- **WORK TO COMPLETE**:
In the SLE blood test trial listing below, how long must a patient have been on a stable SLE treatment regimen before testing?

- **EXCERPT TO READ**:

......

Relationship Between Data Obtained With the LuGENE® Multiparameter Transcriptomics Blood Test and Clinical and Standard Laboratory Features of Patients With SLE (ReLATE)

Who May Qualify: 1. Male or female aged at least 18 years old. 2. Capable of giving written consent on an IRB-approved willing to sign a consent form Form prior to any study-specific evaluation 3. Have a clinical diagnosis of SLE determined by the examining physician or a diagnosis of incomplete lupus determined by the examining physician 4. On a stable SLE treatment regimen consisting of a stable dosage of medications for a period of at least 30 days prior to testing Who Should NOT Join This Trial: 1. Have clinical evidence of significant unstable or uncontrolled acute or chronic diseases not related to SLE (i.e., diabetes, cardiovascular, pulmonary, hematologic, gastrointestinal, neurological, or infectious) which, in the opinion of the treating physician, could confound the results of the study or put the patient at undue risk 2. Have received intravenous glucocorticoids at a dosage of ≥ 500 mg daily within the past month 3. Have current drug or alcohol abuse or dependence, or a history of drug or alcohol abuse or dependence within 364 days prior to Baseline 4. Pregnant or lactating. 5. Recent participation in a clinical trial with an experimental agent in the past 6 weeks, or 5 half-lives of the study drug, whichever is longer 6. Any condition that in the opinion of the treating physician might interfere with the performance of the LuGENE® test Always talk to your doctor about whether this trial is right for you.

......

- **DATA SECTION**:
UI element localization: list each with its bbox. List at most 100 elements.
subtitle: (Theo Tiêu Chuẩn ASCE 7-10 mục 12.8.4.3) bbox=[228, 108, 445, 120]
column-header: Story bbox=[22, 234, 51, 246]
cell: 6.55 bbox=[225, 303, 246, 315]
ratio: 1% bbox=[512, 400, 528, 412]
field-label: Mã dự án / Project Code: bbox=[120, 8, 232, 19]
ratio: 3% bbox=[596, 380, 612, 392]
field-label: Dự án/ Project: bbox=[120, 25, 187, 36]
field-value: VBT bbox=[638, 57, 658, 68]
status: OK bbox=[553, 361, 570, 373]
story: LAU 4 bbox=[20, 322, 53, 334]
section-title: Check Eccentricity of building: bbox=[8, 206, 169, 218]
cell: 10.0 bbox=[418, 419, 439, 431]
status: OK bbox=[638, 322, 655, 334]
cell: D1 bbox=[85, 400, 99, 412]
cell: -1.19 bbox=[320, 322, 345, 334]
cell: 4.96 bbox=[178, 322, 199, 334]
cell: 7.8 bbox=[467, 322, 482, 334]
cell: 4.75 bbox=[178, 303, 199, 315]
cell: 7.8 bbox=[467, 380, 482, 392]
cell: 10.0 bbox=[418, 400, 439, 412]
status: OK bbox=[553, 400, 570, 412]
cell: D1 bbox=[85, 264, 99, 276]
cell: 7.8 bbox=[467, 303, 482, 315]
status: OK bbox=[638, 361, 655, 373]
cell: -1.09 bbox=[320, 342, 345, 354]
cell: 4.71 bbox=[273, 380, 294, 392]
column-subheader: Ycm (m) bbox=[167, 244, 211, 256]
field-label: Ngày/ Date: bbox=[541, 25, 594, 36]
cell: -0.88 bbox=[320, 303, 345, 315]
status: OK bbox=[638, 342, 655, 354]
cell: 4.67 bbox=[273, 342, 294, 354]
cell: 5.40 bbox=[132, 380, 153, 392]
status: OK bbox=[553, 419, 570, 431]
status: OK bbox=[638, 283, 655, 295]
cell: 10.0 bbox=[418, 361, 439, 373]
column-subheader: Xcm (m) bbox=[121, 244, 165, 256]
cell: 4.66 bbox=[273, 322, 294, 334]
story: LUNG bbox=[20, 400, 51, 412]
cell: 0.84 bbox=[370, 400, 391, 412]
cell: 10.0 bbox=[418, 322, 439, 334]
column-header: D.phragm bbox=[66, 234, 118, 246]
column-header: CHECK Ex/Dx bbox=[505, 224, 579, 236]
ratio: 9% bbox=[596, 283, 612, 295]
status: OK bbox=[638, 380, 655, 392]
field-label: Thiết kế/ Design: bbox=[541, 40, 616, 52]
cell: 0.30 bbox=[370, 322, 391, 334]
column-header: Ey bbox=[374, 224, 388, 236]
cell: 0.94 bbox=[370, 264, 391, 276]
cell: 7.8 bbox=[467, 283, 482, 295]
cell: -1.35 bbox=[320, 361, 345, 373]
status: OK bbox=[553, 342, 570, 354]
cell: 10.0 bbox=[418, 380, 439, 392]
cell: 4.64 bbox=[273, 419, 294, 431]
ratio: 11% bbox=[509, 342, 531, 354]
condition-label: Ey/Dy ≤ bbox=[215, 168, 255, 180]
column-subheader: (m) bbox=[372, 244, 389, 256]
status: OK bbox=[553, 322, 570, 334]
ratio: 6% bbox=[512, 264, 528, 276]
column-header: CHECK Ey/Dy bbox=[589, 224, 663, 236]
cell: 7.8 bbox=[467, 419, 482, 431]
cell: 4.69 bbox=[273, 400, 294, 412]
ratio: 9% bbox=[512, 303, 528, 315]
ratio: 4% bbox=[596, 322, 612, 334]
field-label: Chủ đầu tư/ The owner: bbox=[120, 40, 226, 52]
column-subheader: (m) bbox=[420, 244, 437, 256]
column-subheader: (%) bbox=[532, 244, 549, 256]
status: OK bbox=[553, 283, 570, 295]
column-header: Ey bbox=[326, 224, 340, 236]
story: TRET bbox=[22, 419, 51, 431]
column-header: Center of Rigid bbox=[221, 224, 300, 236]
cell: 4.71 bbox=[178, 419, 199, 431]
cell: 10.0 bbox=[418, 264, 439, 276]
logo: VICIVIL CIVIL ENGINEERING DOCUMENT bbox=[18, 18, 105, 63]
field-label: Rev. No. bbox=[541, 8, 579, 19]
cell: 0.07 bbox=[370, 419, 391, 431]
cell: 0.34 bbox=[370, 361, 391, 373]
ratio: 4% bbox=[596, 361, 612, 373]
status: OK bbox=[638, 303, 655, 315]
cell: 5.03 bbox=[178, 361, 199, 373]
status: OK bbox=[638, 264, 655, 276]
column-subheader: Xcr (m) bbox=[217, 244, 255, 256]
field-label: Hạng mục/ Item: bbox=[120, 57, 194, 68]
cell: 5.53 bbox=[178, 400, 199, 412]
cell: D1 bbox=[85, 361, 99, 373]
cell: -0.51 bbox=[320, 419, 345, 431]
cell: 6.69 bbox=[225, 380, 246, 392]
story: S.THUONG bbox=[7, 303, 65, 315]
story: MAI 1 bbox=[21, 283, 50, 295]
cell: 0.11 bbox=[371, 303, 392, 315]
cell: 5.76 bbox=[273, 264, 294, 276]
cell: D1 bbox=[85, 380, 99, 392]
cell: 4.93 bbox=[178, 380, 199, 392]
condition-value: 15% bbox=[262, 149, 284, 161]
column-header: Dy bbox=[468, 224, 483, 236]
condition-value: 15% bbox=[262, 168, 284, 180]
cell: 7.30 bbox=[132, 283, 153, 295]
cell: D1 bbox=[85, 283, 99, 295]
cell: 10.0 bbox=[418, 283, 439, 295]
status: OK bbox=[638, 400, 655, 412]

......

- **FINISHED TASK**:
At least 30 days.